Texto facilitado |
══════════

El día que Madrid se quedó sin papel, huevos y pasta: los súpers, sobrepasados por el Covid-19

La psicosis se apoderó de los clientes que dejaron las estanterías de algunos supermercados sin productos

5 min

Nada más salir a la puerta de la calle de uno de los barrios más castizos de Madrid, tres personas debaten en la acera sobre si bajar o no al supermercado. “Con un plato de arroz podemos tirar perfectamente un día entero”, afirma una señora de avanzada edad desde la ventana de un bajo. 

A 200 metros de la conversación se atisba el primer supermercado. Desde lejos, las cajas y los cartones se amontonan. Una vez traspasada la puerta, el caos es patente. “No damos para más. No paramos de reponer y el papel higiénico se ha agotado en pocas horas”, explica un reponedor mientras resopla mirando a la gente. “Se han vuelto locos todos”, concluye.

Los pasillos son un hervidero. Solo quedan huevos de gallinas criadas a base de maíz, las estanterías del papel están despobladas y es difícil encontrar un paquete de pasta. Apenas unas especiales, unos lazos y unas decenas de bolsas de una marca reconocida de macarrones. “Parece Nochebuena”, bromea un joven que había llegado al establecimiento a por una barra de pan.

══════════

Fragmentos de un conjunto de datos:
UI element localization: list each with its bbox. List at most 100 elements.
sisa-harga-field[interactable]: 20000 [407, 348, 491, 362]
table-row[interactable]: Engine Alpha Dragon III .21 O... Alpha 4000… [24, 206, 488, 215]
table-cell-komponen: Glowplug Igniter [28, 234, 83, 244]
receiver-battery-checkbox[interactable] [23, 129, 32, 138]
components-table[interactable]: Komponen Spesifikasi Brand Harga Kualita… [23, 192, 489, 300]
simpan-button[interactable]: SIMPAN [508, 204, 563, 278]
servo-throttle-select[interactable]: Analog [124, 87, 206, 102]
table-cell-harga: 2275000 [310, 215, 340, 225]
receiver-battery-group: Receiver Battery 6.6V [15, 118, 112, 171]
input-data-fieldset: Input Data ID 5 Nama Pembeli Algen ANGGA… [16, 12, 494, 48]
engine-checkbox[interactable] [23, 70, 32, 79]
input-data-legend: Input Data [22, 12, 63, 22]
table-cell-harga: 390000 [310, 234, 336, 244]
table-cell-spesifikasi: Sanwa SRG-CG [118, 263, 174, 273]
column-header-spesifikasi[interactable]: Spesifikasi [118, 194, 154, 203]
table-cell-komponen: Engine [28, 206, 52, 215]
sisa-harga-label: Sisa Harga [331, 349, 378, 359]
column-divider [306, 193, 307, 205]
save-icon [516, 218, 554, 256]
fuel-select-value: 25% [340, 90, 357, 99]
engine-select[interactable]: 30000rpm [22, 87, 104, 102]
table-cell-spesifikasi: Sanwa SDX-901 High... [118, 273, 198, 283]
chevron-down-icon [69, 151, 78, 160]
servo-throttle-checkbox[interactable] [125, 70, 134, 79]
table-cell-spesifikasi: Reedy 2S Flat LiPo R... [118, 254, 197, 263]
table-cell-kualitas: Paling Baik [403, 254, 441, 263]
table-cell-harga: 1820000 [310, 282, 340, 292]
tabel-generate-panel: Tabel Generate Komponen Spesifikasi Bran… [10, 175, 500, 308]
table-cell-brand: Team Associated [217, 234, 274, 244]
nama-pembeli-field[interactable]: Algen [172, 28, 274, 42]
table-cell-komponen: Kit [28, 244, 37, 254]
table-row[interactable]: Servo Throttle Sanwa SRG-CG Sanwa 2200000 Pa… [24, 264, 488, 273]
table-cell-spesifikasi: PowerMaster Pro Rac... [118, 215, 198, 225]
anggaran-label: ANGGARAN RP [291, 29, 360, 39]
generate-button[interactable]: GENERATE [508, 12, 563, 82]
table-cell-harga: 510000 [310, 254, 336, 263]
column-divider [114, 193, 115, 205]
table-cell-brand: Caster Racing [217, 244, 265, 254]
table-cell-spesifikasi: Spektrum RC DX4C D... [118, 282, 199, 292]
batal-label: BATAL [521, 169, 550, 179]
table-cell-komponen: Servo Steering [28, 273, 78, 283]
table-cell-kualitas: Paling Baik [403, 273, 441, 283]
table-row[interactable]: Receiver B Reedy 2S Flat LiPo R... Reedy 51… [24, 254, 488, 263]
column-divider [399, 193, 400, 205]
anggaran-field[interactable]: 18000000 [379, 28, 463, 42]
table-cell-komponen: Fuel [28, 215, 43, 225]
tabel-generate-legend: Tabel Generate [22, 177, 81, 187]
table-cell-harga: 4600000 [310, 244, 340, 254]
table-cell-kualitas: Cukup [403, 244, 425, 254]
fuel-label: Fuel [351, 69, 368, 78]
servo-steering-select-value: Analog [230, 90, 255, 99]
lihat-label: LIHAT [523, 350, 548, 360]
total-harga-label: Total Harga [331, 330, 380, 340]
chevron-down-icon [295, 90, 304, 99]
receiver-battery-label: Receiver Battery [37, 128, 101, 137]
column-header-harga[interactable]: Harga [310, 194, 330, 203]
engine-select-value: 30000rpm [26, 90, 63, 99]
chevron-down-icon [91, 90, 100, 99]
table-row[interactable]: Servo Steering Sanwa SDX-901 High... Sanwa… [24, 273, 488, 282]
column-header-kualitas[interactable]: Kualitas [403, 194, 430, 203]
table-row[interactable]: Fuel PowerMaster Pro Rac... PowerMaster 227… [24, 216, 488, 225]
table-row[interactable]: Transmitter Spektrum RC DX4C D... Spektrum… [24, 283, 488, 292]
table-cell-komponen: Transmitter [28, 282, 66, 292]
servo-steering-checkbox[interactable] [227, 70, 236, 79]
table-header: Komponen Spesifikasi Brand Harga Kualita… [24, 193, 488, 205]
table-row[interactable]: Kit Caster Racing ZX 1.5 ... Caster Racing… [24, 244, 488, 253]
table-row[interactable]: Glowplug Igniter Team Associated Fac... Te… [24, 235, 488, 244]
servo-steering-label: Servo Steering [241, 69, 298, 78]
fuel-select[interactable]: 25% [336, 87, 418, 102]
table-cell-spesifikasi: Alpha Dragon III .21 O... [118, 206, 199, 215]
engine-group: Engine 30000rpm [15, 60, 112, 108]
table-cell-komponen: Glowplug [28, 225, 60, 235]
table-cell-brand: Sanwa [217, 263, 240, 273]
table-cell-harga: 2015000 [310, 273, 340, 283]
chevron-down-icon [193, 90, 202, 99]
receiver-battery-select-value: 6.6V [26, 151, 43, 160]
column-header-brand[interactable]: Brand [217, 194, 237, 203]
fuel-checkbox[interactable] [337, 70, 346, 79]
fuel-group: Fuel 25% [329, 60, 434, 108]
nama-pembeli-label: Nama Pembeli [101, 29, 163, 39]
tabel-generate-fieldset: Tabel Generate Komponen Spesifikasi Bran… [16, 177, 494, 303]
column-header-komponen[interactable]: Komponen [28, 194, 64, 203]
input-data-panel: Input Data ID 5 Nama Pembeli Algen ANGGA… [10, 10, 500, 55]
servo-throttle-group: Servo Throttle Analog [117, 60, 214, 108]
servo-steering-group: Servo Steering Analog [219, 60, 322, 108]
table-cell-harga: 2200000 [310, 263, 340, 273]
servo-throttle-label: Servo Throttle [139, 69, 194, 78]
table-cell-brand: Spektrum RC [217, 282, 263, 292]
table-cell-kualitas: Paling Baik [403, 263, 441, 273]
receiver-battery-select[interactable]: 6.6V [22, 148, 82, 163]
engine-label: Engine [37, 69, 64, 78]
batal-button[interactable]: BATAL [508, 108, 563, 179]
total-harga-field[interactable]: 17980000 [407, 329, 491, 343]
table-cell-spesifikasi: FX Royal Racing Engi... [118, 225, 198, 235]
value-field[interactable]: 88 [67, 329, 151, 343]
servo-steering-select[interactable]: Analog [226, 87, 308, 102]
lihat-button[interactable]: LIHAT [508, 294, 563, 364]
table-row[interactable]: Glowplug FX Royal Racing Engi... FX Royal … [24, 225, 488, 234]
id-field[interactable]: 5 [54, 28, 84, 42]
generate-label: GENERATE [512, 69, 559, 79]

══════════

Enunciado | Reescribe en forma de lista, conservando sus datos principales, el párrafo del texto que comienza con «Los pasillos son un hervidero».

Solución |
- Los pasillos están llenos de gente.
- Solo quedan huevos de gallinas criadas a base de maíz.
- Las estanterías del papel están despobladas.
- Es difícil encontrar pasta: apenas quedan unas especiales, unos lazos y unas decenas de bolsas de macarrones de una marca reconocida.
- Un joven que había ido a por una barra de pan bromea: «Parece Nochebuena».